+++ THE INPUT +++

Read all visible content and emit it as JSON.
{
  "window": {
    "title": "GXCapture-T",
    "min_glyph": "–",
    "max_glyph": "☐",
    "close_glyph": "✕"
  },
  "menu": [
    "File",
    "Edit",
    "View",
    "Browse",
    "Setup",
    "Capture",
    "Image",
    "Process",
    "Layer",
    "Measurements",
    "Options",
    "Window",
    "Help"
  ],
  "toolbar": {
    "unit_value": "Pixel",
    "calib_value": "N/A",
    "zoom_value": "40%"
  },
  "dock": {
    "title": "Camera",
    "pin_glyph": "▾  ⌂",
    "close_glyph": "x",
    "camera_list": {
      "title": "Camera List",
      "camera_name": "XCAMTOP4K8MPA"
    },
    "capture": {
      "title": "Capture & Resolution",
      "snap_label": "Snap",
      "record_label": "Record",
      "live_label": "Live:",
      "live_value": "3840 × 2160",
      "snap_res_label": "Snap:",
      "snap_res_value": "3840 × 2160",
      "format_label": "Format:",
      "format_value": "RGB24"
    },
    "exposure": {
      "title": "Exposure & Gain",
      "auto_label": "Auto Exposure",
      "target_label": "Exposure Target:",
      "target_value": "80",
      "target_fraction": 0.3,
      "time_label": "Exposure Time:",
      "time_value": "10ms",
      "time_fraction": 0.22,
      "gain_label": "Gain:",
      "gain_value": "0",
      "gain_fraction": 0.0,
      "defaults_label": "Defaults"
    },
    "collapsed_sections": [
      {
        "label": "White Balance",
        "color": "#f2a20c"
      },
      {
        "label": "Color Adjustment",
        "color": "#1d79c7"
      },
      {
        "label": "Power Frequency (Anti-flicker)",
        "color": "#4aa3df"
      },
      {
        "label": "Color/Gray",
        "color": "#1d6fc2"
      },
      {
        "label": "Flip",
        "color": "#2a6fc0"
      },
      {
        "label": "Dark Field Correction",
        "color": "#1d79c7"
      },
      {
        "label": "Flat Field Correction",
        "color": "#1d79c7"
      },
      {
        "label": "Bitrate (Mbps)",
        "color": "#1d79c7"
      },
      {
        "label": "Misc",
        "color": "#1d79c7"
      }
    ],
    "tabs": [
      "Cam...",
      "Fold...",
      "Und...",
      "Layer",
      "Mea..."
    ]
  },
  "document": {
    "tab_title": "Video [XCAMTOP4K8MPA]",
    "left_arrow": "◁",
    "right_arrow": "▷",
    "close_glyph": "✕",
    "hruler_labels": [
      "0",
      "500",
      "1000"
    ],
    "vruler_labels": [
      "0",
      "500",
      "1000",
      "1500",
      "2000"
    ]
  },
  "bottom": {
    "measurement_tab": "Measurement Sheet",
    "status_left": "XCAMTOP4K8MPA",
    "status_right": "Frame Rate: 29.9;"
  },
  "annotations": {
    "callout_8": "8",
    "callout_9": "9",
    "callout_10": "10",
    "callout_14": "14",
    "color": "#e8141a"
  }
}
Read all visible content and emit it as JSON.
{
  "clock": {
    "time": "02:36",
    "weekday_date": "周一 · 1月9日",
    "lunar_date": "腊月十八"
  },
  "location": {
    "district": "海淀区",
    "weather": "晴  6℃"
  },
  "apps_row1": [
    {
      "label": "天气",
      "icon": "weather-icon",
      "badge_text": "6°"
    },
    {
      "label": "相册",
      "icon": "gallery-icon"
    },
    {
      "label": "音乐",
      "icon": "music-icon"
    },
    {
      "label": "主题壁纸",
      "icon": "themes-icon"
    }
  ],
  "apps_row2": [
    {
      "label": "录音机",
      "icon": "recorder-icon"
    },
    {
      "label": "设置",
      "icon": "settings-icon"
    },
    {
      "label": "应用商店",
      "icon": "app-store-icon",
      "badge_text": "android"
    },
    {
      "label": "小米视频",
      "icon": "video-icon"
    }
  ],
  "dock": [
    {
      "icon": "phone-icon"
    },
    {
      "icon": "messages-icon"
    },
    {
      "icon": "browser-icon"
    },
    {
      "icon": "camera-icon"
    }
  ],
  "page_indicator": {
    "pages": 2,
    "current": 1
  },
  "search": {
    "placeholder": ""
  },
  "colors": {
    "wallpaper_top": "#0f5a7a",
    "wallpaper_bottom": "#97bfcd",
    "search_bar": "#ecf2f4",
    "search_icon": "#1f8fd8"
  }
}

+++

## PROBLEM DETAILS
Please quote the data above in full, with no line missing.

## FULL SOLUTION
Read all visible content and emit it as JSON.
{
  "window": {
    "title": "GXCapture-T",
    "min_glyph": "–",
    "max_glyph": "☐",
    "close_glyph": "✕"
  },
  "menu": [
    "File",
    "Edit",
    "View",
    "Browse",
    "Setup",
    "Capture",
    "Image",
    "Process",
    "Layer",
    "Measurements",
    "Options",
    "Window",
    "Help"
  ],
  "toolbar": {
    "unit_value": "Pixel",
    "calib_value": "N/A",
    "zoom_value": "40%"
  },
  "dock": {
    "title": "Camera",
    "pin_glyph": "▾  ⌂",
    "close_glyph": "x",
    "camera_list": {
      "title": "Camera List",
      "camera_name": "XCAMTOP4K8MPA"
    },
    "capture": {
      "title": "Capture & Resolution",
      "snap_label": "Snap",
      "record_label": "Record",
      "live_label": "Live:",
      "live_value": "3840 × 2160",
      "snap_res_label": "Snap:",
      "snap_res_value": "3840 × 2160",
      "format_label": "Format:",
      "format_value": "RGB24"
    },
    "exposure": {
      "title": "Exposure & Gain",
      "auto_label": "Auto Exposure",
      "target_label": "Exposure Target:",
      "target_value": "80",
      "target_fraction": 0.3,
      "time_label": "Exposure Time:",
      "time_value": "10ms",
      "time_fraction": 0.22,
      "gain_label": "Gain:",
      "gain_value": "0",
      "gain_fraction": 0.0,
      "defaults_label": "Defaults"
    },
    "collapsed_sections": [
      {
        "label": "White Balance",
        "color": "#f2a20c"
      },
      {
        "label": "Color Adjustment",
        "color": "#1d79c7"
      },
      {
        "label": "Power Frequency (Anti-flicker)",
        "color": "#4aa3df"
      },
      {
        "label": "Color/Gray",
        "color": "#1d6fc2"
      },
      {
        "label": "Flip",
        "color": "#2a6fc0"
      },
      {
        "label": "Dark Field Correction",
        "color": "#1d79c7"
      },
      {
        "label": "Flat Field Correction",
        "color": "#1d79c7"
      },
      {
        "label": "Bitrate (Mbps)",
        "color": "#1d79c7"
      },
      {
        "label": "Misc",
        "color": "#1d79c7"
      }
    ],
    "tabs": [
      "Cam...",
      "Fold...",
      "Und...",
      "Layer",
      "Mea..."
    ]
  },
  "document": {
    "tab_title": "Video [XCAMTOP4K8MPA]",
    "left_arrow": "◁",
    "right_arrow": "▷",
    "close_glyph": "✕",
    "hruler_labels": [
      "0",
      "500",
      "1000"
    ],
    "vruler_labels": [
      "0",
      "500",
      "1000",
      "1500",
      "2000"
    ]
  },
  "bottom": {
    "measurement_tab": "Measurement Sheet",
    "status_left": "XCAMTOP4K8MPA",
    "status_right": "Frame Rate: 29.9;"
  },
  "annotations": {
    "callout_8": "8",
    "callout_9": "9",
    "callout_10": "10",
    "callout_14": "14",
    "color": "#e8141a"
  }
}
Read all visible content and emit it as JSON.
{
  "clock": {
    "time": "02:36",
    "weekday_date": "周一 · 1月9日",
    "lunar_date": "腊月十八"
  },
  "location": {
    "district": "海淀区",
    "weather": "晴  6℃"
  },
  "apps_row1": [
    {
      "label": "天气",
      "icon": "weather-icon",
      "badge_text": "6°"
    },
    {
      "label": "相册",
      "icon": "gallery-icon"
    },
    {
      "label": "音乐",
      "icon": "music-icon"
    },
    {
      "label": "主题壁纸",
      "icon": "themes-icon"
    }
  ],
  "apps_row2": [
    {
      "label": "录音机",
      "icon": "recorder-icon"
    },
    {
      "label": "设置",
      "icon": "settings-icon"
    },
    {
      "label": "应用商店",
      "icon": "app-store-icon",
      "badge_text": "android"
    },
    {
      "label": "小米视频",
      "icon": "video-icon"
    }
  ],
  "dock": [
    {
      "icon": "phone-icon"
    },
    {
      "icon": "messages-icon"
    },
    {
      "icon": "browser-icon"
    },
    {
      "icon": "camera-icon"
    }
  ],
  "page_indicator": {
    "pages": 2,
    "current": 1
  },
  "search": {
    "placeholder": ""
  },
  "colors": {
    "wallpaper_top": "#0f5a7a",
    "wallpaper_bottom": "#97bfcd",
    "search_bar": "#ecf2f4",
    "search_icon": "#1f8fd8"
  }
}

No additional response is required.